**WHAT IS EXPECTED**
All of the lines below are to be printed again exactly; images are excluded from the output.

+ + + +

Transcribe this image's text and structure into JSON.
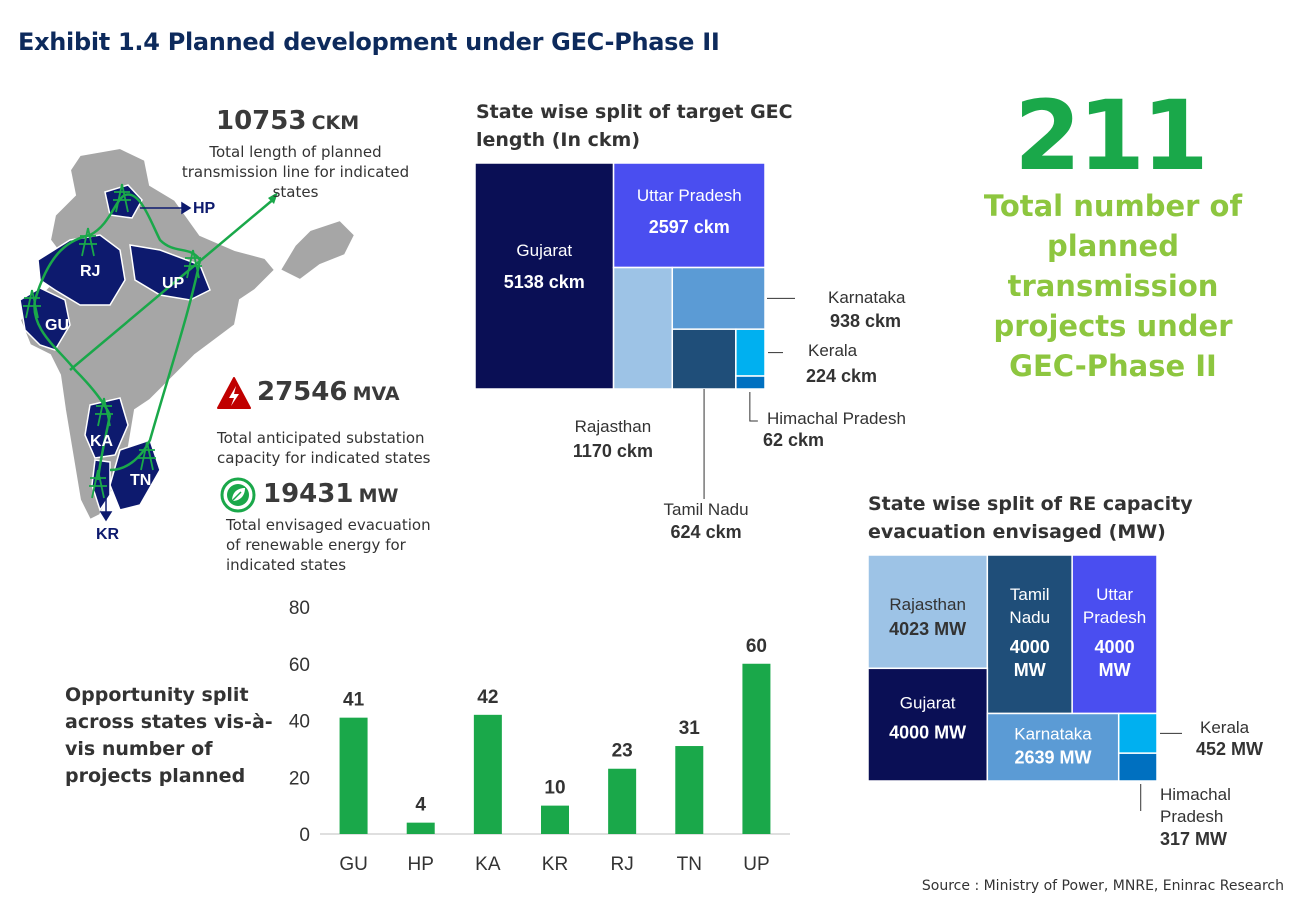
{
  "title": "Exhibit 1.4 Planned development under GEC-Phase II",
  "map": {
    "labels": [
      "HP",
      "RJ",
      "UP",
      "GU",
      "KA",
      "TN",
      "KR"
    ],
    "colors": {
      "state": "#0d1a6e",
      "other": "#a6a6a6",
      "line": "#1aa84a"
    }
  },
  "stats": {
    "ckm": {
      "value": "10753",
      "unit": "CKM",
      "desc": "Total length of planned transmission line for indicated states"
    },
    "mva": {
      "value": "27546",
      "unit": "MVA",
      "desc": "Total anticipated substation capacity for indicated states",
      "icon": "warning-icon"
    },
    "mw": {
      "value": "19431",
      "unit": "MW",
      "desc": "Total envisaged evacuation of renewable energy for indicated states",
      "icon": "leaf-icon"
    }
  },
  "headline": {
    "value": "211",
    "desc": "Total number of planned transmission projects under GEC-Phase II"
  },
  "opportunity_title": "Opportunity split across states vis-à-vis number of projects planned",
  "source": "Source : Ministry of Power, MNRE, Eninrac Research",
  "chart_data": [
    {
      "type": "treemap",
      "title": "State wise split of target GEC length (In ckm)",
      "items": [
        {
          "name": "Gujarat",
          "label": "5138 ckm",
          "value": 5138,
          "color": "#0a0f55"
        },
        {
          "name": "Uttar Pradesh",
          "label": "2597 ckm",
          "value": 2597,
          "color": "#4a4ef0"
        },
        {
          "name": "Rajasthan",
          "label": "1170 ckm",
          "value": 1170,
          "color": "#9dc3e6"
        },
        {
          "name": "Karnataka",
          "label": "938 ckm",
          "value": 938,
          "color": "#5b9bd5"
        },
        {
          "name": "Tamil Nadu",
          "label": "624 ckm",
          "value": 624,
          "color": "#1f4e79"
        },
        {
          "name": "Kerala",
          "label": "224 ckm",
          "value": 224,
          "color": "#00b0f0"
        },
        {
          "name": "Himachal Pradesh",
          "label": "62 ckm",
          "value": 62,
          "color": "#0070c0"
        }
      ]
    },
    {
      "type": "treemap",
      "title": "State wise split of RE capacity evacuation envisaged (MW)",
      "items": [
        {
          "name": "Rajasthan",
          "label": "4023 MW",
          "value": 4023,
          "color": "#9dc3e6"
        },
        {
          "name": "Tamil Nadu",
          "label": "4000 MW",
          "value": 4000,
          "color": "#1f4e79"
        },
        {
          "name": "Uttar Pradesh",
          "label": "4000 MW",
          "value": 4000,
          "color": "#4a4ef0"
        },
        {
          "name": "Gujarat",
          "label": "4000 MW",
          "value": 4000,
          "color": "#0a0f55"
        },
        {
          "name": "Karnataka",
          "label": "2639 MW",
          "value": 2639,
          "color": "#5b9bd5"
        },
        {
          "name": "Kerala",
          "label": "452 MW",
          "value": 452,
          "color": "#00b0f0"
        },
        {
          "name": "Himachal Pradesh",
          "label": "317 MW",
          "value": 317,
          "color": "#0070c0"
        }
      ]
    },
    {
      "type": "bar",
      "categories": [
        "GU",
        "HP",
        "KA",
        "KR",
        "RJ",
        "TN",
        "UP"
      ],
      "values": [
        41,
        4,
        42,
        10,
        23,
        31,
        60
      ],
      "ylim": [
        0,
        80
      ],
      "yticks": [
        0,
        20,
        40,
        60,
        80
      ],
      "color": "#1aa84a",
      "grid": false
    }
  ]
}
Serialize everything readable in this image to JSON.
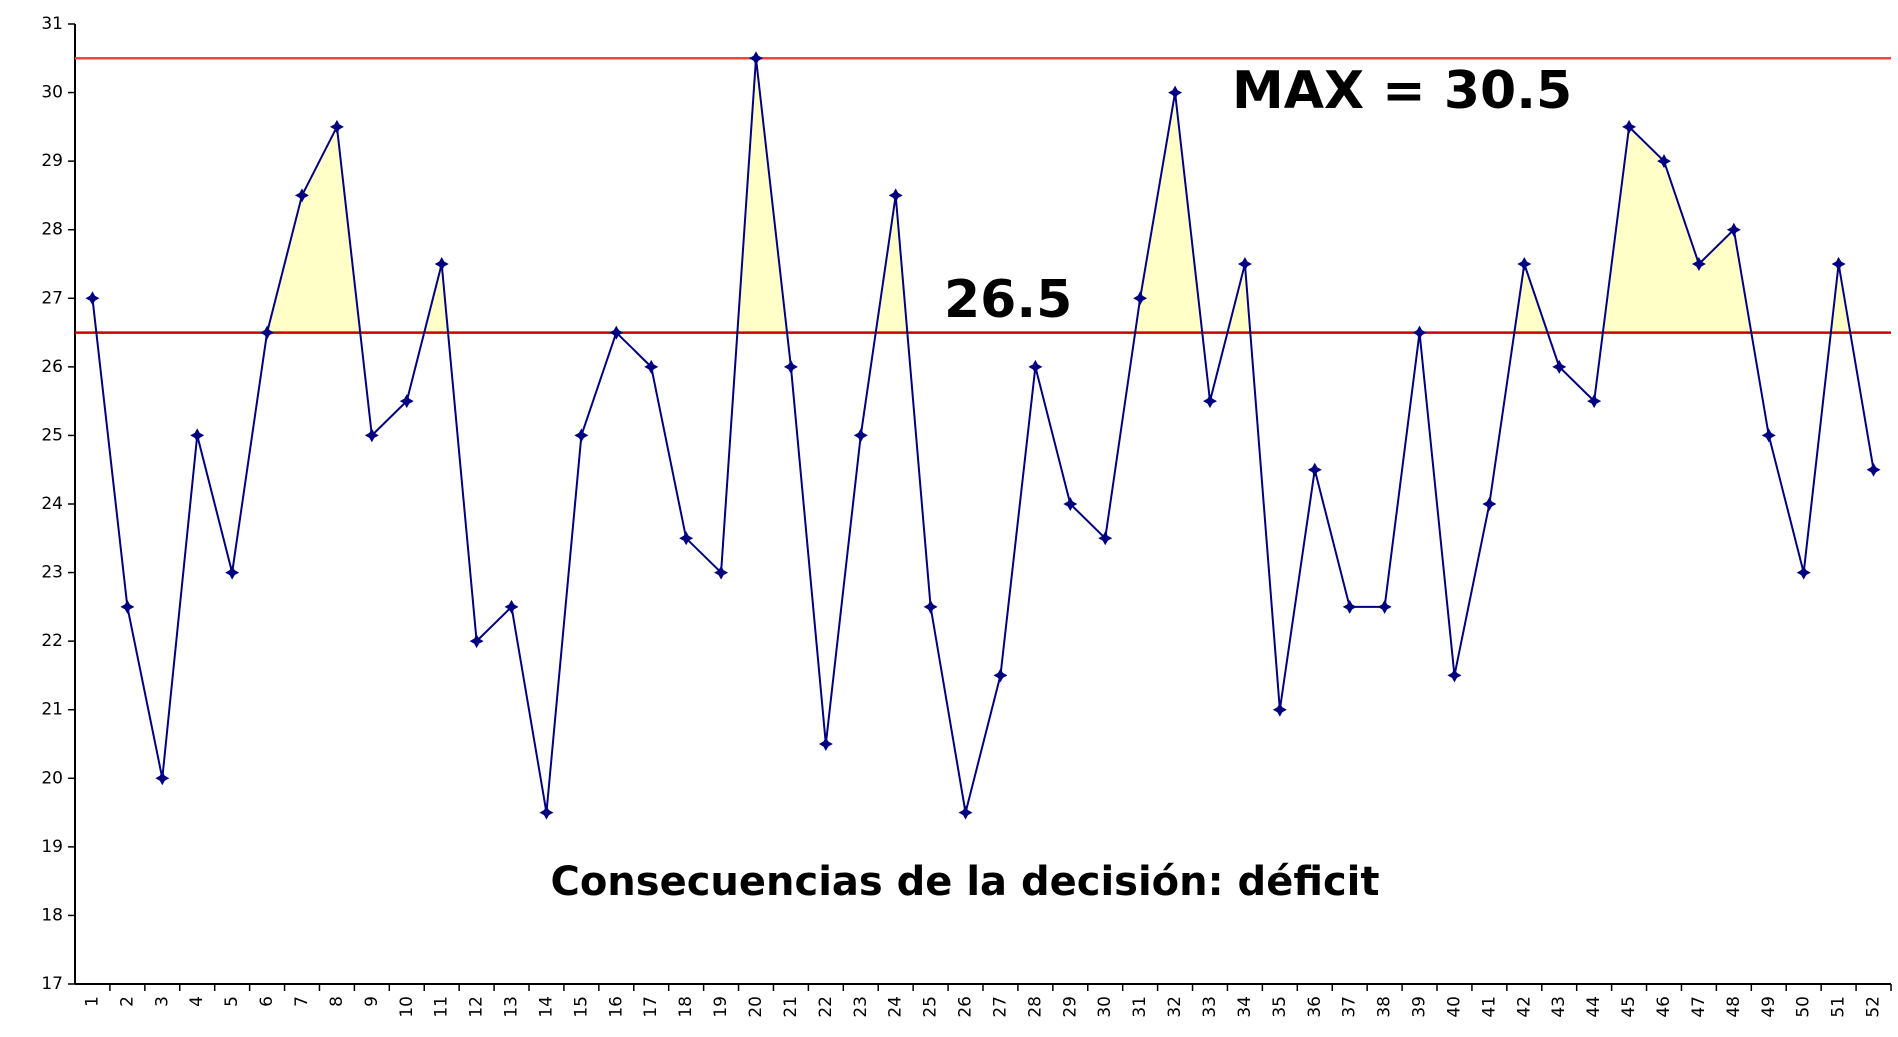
{
  "chart_data": {
    "type": "line",
    "title": "Consecuencias de la decisión: déficit",
    "categories": [
      "1",
      "2",
      "3",
      "4",
      "5",
      "6",
      "7",
      "8",
      "9",
      "10",
      "11",
      "12",
      "13",
      "14",
      "15",
      "16",
      "17",
      "18",
      "19",
      "20",
      "21",
      "22",
      "23",
      "24",
      "25",
      "26",
      "27",
      "28",
      "29",
      "30",
      "31",
      "32",
      "33",
      "34",
      "35",
      "36",
      "37",
      "38",
      "39",
      "40",
      "41",
      "42",
      "43",
      "44",
      "45",
      "46",
      "47",
      "48",
      "49",
      "50",
      "51",
      "52"
    ],
    "series": [
      {
        "color": "#000080",
        "values": [
          27,
          22.5,
          20,
          25,
          23,
          26.5,
          28.5,
          29.5,
          25,
          25.5,
          27.5,
          22,
          22.5,
          19.5,
          25,
          26.5,
          26,
          23.5,
          23,
          30.5,
          26,
          20.5,
          25,
          28.5,
          22.5,
          19.5,
          21.5,
          26,
          24,
          23.5,
          27,
          30,
          25.5,
          27.5,
          21,
          24.5,
          22.5,
          22.5,
          26.5,
          21.5,
          24,
          27.5,
          26,
          25.5,
          29.5,
          29,
          27.5,
          28,
          25,
          23,
          27.5,
          24.5
        ]
      }
    ],
    "reference_lines": [
      {
        "value": 30.5,
        "label": "MAX = 30.5",
        "color": "#ff4040"
      },
      {
        "value": 26.5,
        "label": "26.5",
        "color": "#cc0000"
      }
    ],
    "fill_above": 26.5,
    "fill_color": "#ffffc8",
    "ylim": [
      17,
      31
    ],
    "yticks": [
      17,
      18,
      19,
      20,
      21,
      22,
      23,
      24,
      25,
      26,
      27,
      28,
      29,
      30,
      31
    ],
    "grid": false
  }
}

+ + + +

**TASK OUTPUT**
Transcribe this image's text and structure into JSON.
{
  "title": "Exhibit 1.4 Planned development under GEC-Phase II",
  "map": {
    "labels": [
      "HP",
      "RJ",
      "UP",
      "GU",
      "KA",
      "TN",
      "KR"
    ],
    "colors": {
      "state": "#0d1a6e",
      "other": "#a6a6a6",
      "line": "#1aa84a"
    }
  },
  "stats": {
    "ckm": {
      "value": "10753",
      "unit": "CKM",
      "desc": "Total length of planned transmission line for indicated states"
    },
    "mva": {
      "value": "27546",
      "unit": "MVA",
      "desc": "Total anticipated substation capacity for indicated states",
      "icon": "warning-icon"
    },
    "mw": {
      "value": "19431",
      "unit": "MW",
      "desc": "Total envisaged evacuation of renewable energy for indicated states",
      "icon": "leaf-icon"
    }
  },
  "headline": {
    "value": "211",
    "desc": "Total number of planned transmission projects under GEC-Phase II"
  },
  "opportunity_title": "Opportunity split across states vis-à-vis number of projects planned",
  "source": "Source : Ministry of Power, MNRE, Eninrac Research",
  "chart_data": [
    {
      "type": "treemap",
      "title": "State wise split of target GEC length (In ckm)",
      "items": [
        {
          "name": "Gujarat",
          "label": "5138 ckm",
          "value": 5138,
          "color": "#0a0f55"
        },
        {
          "name": "Uttar Pradesh",
          "label": "2597 ckm",
          "value": 2597,
          "color": "#4a4ef0"
        },
        {
          "name": "Rajasthan",
          "label": "1170 ckm",
          "value": 1170,
          "color": "#9dc3e6"
        },
        {
          "name": "Karnataka",
          "label": "938 ckm",
          "value": 938,
          "color": "#5b9bd5"
        },
        {
          "name": "Tamil Nadu",
          "label": "624 ckm",
          "value": 624,
          "color": "#1f4e79"
        },
        {
          "name": "Kerala",
          "label": "224 ckm",
          "value": 224,
          "color": "#00b0f0"
        },
        {
          "name": "Himachal Pradesh",
          "label": "62 ckm",
          "value": 62,
          "color": "#0070c0"
        }
      ]
    },
    {
      "type": "treemap",
      "title": "State wise split of RE capacity evacuation envisaged (MW)",
      "items": [
        {
          "name": "Rajasthan",
          "label": "4023 MW",
          "value": 4023,
          "color": "#9dc3e6"
        },
        {
          "name": "Tamil Nadu",
          "label": "4000 MW",
          "value": 4000,
          "color": "#1f4e79"
        },
        {
          "name": "Uttar Pradesh",
          "label": "4000 MW",
          "value": 4000,
          "color": "#4a4ef0"
        },
        {
          "name": "Gujarat",
          "label": "4000 MW",
          "value": 4000,
          "color": "#0a0f55"
        },
        {
          "name": "Karnataka",
          "label": "2639 MW",
          "value": 2639,
          "color": "#5b9bd5"
        },
        {
          "name": "Kerala",
          "label": "452 MW",
          "value": 452,
          "color": "#00b0f0"
        },
        {
          "name": "Himachal Pradesh",
          "label": "317 MW",
          "value": 317,
          "color": "#0070c0"
        }
      ]
    },
    {
      "type": "bar",
      "categories": [
        "GU",
        "HP",
        "KA",
        "KR",
        "RJ",
        "TN",
        "UP"
      ],
      "values": [
        41,
        4,
        42,
        10,
        23,
        31,
        60
      ],
      "ylim": [
        0,
        80
      ],
      "yticks": [
        0,
        20,
        40,
        60,
        80
      ],
      "color": "#1aa84a",
      "grid": false
    }
  ]
}
Serialize everything readable in this image to JSON.
{
  "chart_data": {
    "type": "line",
    "title": "Consecuencias de la decisión: déficit",
    "categories": [
      "1",
      "2",
      "3",
      "4",
      "5",
      "6",
      "7",
      "8",
      "9",
      "10",
      "11",
      "12",
      "13",
      "14",
      "15",
      "16",
      "17",
      "18",
      "19",
      "20",
      "21",
      "22",
      "23",
      "24",
      "25",
      "26",
      "27",
      "28",
      "29",
      "30",
      "31",
      "32",
      "33",
      "34",
      "35",
      "36",
      "37",
      "38",
      "39",
      "40",
      "41",
      "42",
      "43",
      "44",
      "45",
      "46",
      "47",
      "48",
      "49",
      "50",
      "51",
      "52"
    ],
    "series": [
      {
        "color": "#000080",
        "values": [
          27,
          22.5,
          20,
          25,
          23,
          26.5,
          28.5,
          29.5,
          25,
          25.5,
          27.5,
          22,
          22.5,
          19.5,
          25,
          26.5,
          26,
          23.5,
          23,
          30.5,
          26,
          20.5,
          25,
          28.5,
          22.5,
          19.5,
          21.5,
          26,
          24,
          23.5,
          27,
          30,
          25.5,
          27.5,
          21,
          24.5,
          22.5,
          22.5,
          26.5,
          21.5,
          24,
          27.5,
          26,
          25.5,
          29.5,
          29,
          27.5,
          28,
          25,
          23,
          27.5,
          24.5
        ]
      }
    ],
    "reference_lines": [
      {
        "value": 30.5,
        "label": "MAX = 30.5",
        "color": "#ff4040"
      },
      {
        "value": 26.5,
        "label": "26.5",
        "color": "#cc0000"
      }
    ],
    "fill_above": 26.5,
    "fill_color": "#ffffc8",
    "ylim": [
      17,
      31
    ],
    "yticks": [
      17,
      18,
      19,
      20,
      21,
      22,
      23,
      24,
      25,
      26,
      27,
      28,
      29,
      30,
      31
    ],
    "grid": false
  }
}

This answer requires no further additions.